▸ **Aim of the exercise**
What is the number of lines in the data holding the word "Phocaeicola"? Give that number by itself.

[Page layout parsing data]
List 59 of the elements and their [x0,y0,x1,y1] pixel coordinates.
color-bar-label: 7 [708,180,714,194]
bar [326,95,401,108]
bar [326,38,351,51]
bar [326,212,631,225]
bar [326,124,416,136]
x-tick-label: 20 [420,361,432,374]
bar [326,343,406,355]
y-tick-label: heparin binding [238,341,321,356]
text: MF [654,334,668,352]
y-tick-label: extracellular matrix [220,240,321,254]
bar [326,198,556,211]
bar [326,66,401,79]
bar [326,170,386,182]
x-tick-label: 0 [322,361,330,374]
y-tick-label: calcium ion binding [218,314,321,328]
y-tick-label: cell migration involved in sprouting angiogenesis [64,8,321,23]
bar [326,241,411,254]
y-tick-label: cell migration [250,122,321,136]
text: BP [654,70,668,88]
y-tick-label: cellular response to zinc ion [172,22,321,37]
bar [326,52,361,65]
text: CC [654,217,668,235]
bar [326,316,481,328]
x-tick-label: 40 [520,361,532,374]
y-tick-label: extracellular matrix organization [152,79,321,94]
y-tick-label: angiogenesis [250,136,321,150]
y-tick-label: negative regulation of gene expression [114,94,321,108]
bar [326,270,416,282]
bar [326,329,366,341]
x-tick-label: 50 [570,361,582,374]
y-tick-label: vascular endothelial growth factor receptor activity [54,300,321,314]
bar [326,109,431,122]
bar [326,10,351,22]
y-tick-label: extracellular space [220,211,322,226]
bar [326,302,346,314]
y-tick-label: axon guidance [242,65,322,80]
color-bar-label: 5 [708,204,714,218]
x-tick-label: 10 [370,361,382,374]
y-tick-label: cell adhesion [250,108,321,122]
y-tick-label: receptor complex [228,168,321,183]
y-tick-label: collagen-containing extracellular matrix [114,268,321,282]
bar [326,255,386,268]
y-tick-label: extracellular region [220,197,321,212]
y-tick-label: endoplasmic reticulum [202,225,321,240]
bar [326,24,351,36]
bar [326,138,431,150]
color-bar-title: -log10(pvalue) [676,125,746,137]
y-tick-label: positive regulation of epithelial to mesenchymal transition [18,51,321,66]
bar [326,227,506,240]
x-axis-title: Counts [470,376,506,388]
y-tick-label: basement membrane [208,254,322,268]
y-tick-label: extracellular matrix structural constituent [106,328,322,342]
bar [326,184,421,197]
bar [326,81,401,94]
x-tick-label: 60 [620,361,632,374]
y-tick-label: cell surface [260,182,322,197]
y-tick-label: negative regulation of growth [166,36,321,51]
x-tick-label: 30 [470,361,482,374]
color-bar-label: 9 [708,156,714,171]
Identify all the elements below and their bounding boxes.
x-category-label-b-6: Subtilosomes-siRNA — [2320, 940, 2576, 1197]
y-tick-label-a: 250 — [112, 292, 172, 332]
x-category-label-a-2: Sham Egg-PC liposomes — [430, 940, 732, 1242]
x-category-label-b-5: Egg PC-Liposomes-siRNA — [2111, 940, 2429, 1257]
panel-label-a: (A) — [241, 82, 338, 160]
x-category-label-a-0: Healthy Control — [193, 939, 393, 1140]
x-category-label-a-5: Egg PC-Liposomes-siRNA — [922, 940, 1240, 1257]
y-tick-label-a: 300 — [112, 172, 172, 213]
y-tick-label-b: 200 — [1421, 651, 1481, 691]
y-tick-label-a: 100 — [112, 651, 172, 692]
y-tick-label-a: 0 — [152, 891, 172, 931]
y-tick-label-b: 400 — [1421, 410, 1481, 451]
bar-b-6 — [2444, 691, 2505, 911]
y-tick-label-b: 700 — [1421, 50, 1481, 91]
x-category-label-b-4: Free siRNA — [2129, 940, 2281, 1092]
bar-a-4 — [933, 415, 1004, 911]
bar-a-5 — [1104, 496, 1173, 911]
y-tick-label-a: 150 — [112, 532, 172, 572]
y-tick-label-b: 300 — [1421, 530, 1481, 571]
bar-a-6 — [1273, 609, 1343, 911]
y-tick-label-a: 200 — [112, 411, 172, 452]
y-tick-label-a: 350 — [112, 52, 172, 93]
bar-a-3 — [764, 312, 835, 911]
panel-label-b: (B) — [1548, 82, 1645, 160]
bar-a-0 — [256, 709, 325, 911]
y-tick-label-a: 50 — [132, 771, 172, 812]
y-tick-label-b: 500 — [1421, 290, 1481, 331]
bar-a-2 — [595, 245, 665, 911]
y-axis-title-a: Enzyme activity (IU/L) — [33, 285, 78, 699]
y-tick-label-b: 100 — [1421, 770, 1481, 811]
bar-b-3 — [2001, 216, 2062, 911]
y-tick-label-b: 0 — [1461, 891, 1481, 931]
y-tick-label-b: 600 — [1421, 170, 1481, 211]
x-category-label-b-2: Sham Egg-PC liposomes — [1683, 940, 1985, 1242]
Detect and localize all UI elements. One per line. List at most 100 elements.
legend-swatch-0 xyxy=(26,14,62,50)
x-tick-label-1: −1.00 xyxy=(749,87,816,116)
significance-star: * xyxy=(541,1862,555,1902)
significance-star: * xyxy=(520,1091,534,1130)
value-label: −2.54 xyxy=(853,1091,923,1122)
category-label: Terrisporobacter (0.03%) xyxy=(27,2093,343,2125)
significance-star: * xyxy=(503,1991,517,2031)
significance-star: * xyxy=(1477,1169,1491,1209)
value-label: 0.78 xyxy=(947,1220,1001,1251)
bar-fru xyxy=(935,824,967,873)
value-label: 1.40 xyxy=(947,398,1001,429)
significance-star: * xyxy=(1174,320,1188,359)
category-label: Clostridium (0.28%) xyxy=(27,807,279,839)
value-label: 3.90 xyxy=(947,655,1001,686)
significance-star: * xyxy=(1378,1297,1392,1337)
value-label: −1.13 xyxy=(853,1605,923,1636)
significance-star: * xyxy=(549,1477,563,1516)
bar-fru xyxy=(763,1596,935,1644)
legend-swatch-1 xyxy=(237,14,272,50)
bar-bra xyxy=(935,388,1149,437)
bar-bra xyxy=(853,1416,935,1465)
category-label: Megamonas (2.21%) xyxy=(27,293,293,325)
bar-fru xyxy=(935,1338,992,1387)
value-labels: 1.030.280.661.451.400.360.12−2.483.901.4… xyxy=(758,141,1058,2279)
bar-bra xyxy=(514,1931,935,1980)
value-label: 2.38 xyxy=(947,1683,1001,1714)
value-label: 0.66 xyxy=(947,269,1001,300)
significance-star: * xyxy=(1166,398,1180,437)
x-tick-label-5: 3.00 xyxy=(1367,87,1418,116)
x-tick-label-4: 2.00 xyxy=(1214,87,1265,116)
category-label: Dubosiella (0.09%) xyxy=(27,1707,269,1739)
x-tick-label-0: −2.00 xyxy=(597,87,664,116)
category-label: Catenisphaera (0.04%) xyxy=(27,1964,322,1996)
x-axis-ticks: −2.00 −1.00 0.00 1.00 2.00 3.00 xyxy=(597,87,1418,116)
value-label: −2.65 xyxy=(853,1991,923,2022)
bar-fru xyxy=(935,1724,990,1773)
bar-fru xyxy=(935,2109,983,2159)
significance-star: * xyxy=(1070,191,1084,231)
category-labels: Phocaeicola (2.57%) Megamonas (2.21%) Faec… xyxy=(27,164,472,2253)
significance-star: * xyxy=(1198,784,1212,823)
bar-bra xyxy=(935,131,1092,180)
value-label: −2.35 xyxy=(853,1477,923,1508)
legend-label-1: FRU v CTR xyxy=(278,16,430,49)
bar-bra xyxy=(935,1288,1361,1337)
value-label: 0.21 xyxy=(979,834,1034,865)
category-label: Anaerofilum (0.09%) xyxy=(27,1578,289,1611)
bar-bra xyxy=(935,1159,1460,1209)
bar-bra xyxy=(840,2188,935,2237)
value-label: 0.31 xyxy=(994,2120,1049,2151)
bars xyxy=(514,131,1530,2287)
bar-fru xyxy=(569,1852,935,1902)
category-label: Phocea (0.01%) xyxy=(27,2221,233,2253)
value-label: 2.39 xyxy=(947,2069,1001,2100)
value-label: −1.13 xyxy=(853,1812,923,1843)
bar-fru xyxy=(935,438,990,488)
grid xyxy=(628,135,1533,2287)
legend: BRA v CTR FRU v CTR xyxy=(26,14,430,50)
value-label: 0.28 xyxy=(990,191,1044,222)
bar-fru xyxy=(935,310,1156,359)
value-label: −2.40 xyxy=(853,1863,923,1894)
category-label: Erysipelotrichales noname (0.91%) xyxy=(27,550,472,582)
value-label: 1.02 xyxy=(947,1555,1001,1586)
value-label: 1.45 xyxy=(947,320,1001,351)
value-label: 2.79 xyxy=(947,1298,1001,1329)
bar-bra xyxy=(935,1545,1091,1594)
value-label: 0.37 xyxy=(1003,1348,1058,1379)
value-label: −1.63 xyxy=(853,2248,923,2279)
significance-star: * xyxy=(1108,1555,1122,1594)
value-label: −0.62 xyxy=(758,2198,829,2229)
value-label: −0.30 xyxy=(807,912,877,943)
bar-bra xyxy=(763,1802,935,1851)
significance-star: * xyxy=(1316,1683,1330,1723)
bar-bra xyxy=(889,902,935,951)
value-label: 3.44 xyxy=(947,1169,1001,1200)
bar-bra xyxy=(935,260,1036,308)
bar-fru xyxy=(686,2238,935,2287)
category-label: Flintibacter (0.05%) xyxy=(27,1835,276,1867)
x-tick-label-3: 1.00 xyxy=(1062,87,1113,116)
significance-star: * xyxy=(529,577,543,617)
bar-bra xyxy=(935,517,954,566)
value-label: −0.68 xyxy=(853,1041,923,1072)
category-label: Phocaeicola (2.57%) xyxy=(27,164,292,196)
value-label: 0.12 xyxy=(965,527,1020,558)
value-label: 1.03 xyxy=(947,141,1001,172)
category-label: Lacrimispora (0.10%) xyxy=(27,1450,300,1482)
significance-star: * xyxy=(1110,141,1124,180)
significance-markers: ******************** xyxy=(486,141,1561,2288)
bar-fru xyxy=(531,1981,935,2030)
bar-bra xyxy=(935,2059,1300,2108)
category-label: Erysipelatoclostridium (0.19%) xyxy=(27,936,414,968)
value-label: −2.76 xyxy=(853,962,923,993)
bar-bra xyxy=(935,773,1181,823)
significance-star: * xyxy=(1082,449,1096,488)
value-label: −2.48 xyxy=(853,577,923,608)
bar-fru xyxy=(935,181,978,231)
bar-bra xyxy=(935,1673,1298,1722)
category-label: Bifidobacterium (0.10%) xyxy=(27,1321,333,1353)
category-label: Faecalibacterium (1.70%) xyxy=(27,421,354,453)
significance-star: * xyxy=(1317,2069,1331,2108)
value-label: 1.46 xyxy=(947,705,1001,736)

▸ **Solution to this task**
2